# How do I handle this?



## harrysmom (Sep 28, 2007)

Hi everyone,

Teddy is a very good puppy (7 months old), but he is very over-protective of me. If I have friends over and we are all sitting in the living room, Teddy is fine. But if someone makes a move that Teddy thinks is towards me, Teddy lunges at them and tries to bite them. For this reason, I keep Teddy on a leash when we have company. If I'm not home and my kids have friends over, Teddy is very friendly to them and doesn't growl at all.... even though they might be the same people he growled at the night before when I was home. 

AsI said, I have been keeping him on a leash when we have company and if he does lash out, I put him in his ex-pen and ignore him for a while until he seems to calm down. Am I handling this situation the right way? Any other ideas? I really don't have the money to hire a professional trainer right now since Harry's vet bills are enormous... so any advice would be appreciated.


By the way, this only happens at home. If I take Teddy out, her never growls at anyone. I had him with me at Cornell all day yesterday and not one problem.


Thanks,

Debbie


----------



## jmm (Nov 23, 2004)

This is a typical behavior for a dog who has some anxiety about the situation and is unsure if you are going to handle it, so he steps in and is proactive about handling it. Absolutely we can change it! 

The goal is to have Teddy look to your for guidance and feel confident that you will keep him and you safe. That way he will not take command and he will not be anxious. Keeping him on leash was a good move. 

1. Controlling resources:
Leadership for dogs is based not on who is physically dominant, but on who controls the resources. So to help establish yourself as the leader and the person your dog should look to for guidance, you take control of the resources. Resources include food, doors, couches, beds, toys, walks, play time, etc. Programs for this are commonly known as Nothing in Life is Free, Leading the Dance, or Ruff Love. Susan Garrett has a short book called Ruff Love. It is a leadership program geared towards performance dogs, but you can modify it for your needs. You can order it on cleanrun.com.

→ **Annotated element entries**:
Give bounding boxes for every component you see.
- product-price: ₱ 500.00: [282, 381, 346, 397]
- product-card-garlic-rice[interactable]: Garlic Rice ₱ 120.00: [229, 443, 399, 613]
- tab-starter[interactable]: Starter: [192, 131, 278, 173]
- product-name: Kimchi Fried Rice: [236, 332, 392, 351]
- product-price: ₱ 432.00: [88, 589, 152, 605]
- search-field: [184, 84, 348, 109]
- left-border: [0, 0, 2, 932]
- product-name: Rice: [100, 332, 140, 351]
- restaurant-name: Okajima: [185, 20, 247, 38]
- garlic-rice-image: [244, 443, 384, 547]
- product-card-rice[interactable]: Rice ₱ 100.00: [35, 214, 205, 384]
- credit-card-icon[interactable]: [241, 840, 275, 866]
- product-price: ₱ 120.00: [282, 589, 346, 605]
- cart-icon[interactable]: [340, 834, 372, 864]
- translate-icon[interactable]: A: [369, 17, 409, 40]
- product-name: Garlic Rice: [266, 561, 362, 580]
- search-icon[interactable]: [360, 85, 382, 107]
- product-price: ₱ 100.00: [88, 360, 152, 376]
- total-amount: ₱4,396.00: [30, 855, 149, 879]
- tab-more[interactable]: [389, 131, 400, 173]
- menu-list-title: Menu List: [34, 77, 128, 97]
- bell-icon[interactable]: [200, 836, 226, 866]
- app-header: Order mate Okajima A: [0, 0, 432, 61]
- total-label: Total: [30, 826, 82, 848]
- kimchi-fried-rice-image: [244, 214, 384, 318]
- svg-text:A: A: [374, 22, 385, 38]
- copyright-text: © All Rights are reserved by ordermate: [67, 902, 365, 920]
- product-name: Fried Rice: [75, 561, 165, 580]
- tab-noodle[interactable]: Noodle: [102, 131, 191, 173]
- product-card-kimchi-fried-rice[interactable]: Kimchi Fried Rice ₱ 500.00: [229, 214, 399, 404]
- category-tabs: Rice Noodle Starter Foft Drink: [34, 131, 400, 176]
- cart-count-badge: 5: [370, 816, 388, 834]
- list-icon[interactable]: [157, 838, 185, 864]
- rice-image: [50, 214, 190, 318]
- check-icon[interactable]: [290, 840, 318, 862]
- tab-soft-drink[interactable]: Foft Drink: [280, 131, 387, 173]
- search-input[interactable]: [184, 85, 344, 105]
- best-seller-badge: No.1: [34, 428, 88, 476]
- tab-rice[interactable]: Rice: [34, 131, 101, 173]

→ **PROBLEM**:
Reproduce the passage of the puppy-behavior thread starting at "The goal is" and ending at "a good move.".

→ **ANSWER TO THIS EXERCISE**:
The goal is to have Teddy look to your for guidance and feel confident that you will keep him and you safe. That way he will not take command and he will not be anxious. Keeping him on leash was a good move.